Dataset records:
* BEGIN *

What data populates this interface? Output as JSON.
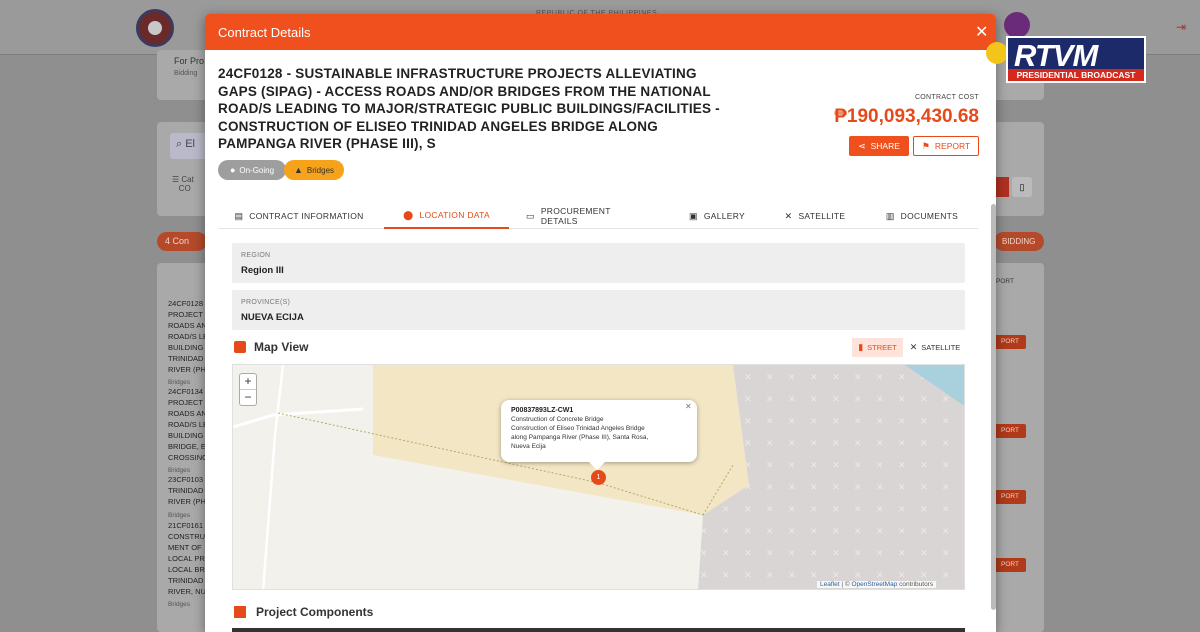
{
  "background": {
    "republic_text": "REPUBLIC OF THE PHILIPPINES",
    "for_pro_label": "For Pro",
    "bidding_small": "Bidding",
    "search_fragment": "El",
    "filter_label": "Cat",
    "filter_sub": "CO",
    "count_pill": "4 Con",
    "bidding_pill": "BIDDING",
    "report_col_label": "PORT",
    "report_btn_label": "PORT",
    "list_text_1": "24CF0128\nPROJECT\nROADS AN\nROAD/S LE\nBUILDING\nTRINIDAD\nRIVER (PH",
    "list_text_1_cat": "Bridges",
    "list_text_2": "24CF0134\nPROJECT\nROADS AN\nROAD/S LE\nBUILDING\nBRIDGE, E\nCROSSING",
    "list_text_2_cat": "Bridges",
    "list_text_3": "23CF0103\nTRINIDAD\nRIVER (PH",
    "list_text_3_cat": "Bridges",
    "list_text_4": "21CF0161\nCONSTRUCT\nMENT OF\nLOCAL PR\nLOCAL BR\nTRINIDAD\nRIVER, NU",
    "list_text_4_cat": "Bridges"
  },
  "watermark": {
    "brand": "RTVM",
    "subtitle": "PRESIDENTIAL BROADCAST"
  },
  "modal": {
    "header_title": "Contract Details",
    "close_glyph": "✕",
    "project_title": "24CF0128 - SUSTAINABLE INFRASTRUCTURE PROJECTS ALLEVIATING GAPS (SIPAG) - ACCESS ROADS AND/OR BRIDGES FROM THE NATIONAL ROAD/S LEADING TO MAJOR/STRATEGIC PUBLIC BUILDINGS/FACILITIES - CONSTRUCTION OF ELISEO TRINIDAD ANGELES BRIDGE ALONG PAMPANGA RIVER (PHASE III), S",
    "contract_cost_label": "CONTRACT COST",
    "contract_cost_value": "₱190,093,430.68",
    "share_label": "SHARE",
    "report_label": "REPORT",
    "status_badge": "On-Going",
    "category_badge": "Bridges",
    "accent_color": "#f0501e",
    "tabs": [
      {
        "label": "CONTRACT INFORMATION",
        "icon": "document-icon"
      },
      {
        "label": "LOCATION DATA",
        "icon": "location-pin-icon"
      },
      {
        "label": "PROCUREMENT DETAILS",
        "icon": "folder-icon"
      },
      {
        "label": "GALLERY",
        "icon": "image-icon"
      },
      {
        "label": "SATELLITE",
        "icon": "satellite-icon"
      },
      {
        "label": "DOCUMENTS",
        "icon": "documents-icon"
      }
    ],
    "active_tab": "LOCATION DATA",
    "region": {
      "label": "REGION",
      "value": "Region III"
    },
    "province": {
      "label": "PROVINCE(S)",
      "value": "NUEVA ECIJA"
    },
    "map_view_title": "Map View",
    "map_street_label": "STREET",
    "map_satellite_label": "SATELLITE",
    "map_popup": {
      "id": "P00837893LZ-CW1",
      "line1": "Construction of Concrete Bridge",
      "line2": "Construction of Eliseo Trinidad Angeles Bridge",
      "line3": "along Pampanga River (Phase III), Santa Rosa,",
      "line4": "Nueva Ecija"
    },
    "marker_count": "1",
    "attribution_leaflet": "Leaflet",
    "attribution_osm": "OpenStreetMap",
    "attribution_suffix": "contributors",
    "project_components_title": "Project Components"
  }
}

* END *
* BEGIN *

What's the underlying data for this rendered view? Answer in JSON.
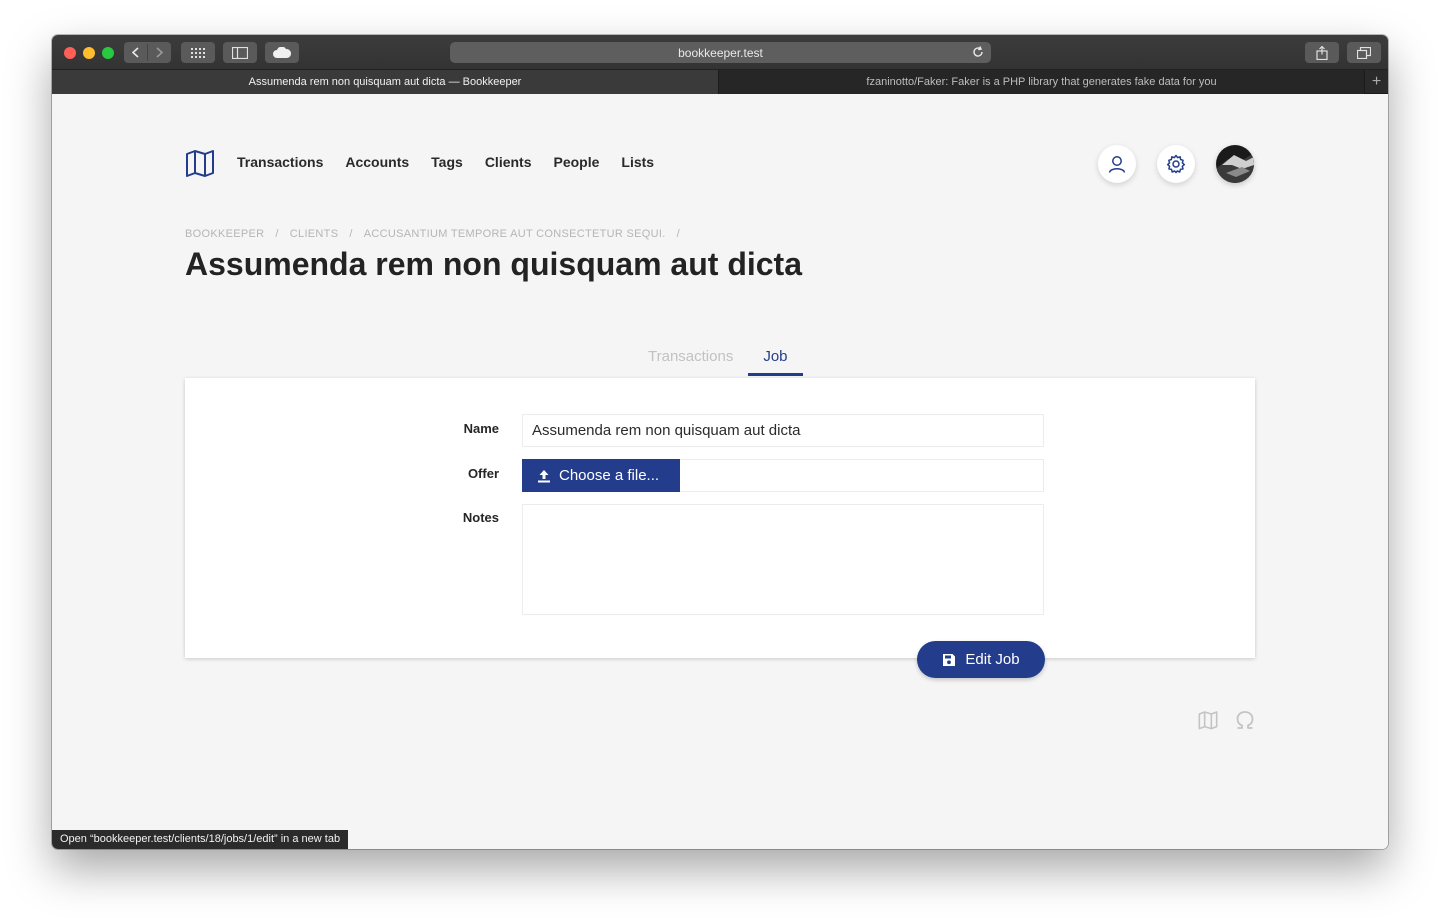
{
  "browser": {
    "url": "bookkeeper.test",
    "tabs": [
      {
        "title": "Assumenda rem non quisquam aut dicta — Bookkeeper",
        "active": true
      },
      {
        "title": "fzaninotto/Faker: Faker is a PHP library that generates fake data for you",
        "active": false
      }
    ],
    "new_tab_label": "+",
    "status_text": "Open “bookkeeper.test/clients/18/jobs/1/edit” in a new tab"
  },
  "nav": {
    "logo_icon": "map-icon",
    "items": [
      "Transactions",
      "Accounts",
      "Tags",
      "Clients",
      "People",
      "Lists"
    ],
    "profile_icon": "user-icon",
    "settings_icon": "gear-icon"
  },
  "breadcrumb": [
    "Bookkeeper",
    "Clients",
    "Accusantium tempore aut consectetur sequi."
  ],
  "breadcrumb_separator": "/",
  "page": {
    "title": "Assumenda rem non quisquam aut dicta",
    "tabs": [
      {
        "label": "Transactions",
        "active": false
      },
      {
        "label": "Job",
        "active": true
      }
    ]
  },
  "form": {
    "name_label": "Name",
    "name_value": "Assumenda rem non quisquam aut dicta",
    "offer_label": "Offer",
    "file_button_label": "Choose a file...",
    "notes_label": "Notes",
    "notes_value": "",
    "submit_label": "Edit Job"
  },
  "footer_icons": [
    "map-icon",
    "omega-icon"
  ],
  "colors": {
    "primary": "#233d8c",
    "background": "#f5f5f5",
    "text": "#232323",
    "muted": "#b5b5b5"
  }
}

* END *

▶ Exercise instructions: Among the lines of the data, identify those with the word "nBUILDING". Copy each of them.

▶ Written solution:
    "list_text_1": "24CF0128\nPROJECT\nROADS AN\nROAD/S LE\nBUILDING\nTRINIDAD\nRIVER (PH",
    "list_text_2": "24CF0134\nPROJECT\nROADS AN\nROAD/S LE\nBUILDING\nBRIDGE, E\nCROSSING",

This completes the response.